> _Work required_
Reproduce the full listing that appears beneath this instruction exactly.

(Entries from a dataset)
------
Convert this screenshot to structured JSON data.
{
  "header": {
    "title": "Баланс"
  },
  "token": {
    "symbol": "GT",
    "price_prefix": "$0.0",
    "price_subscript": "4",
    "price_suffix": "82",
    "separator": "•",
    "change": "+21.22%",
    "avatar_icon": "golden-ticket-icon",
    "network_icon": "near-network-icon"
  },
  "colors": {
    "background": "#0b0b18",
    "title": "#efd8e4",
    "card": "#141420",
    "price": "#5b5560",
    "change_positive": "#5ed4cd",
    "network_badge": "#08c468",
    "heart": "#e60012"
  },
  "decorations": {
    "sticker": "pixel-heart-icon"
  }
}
------
> _Solution_
Convert this screenshot to structured JSON data.
{
  "header": {
    "title": "Баланс"
  },
  "token": {
    "symbol": "GT",
    "price_prefix": "$0.0",
    "price_subscript": "4",
    "price_suffix": "82",
    "separator": "•",
    "change": "+21.22%",
    "avatar_icon": "golden-ticket-icon",
    "network_icon": "near-network-icon"
  },
  "colors": {
    "background": "#0b0b18",
    "title": "#efd8e4",
    "card": "#141420",
    "price": "#5b5560",
    "change_positive": "#5ed4cd",
    "network_badge": "#08c468",
    "heart": "#e60012"
  },
  "decorations": {
    "sticker": "pixel-heart-icon"
  }
}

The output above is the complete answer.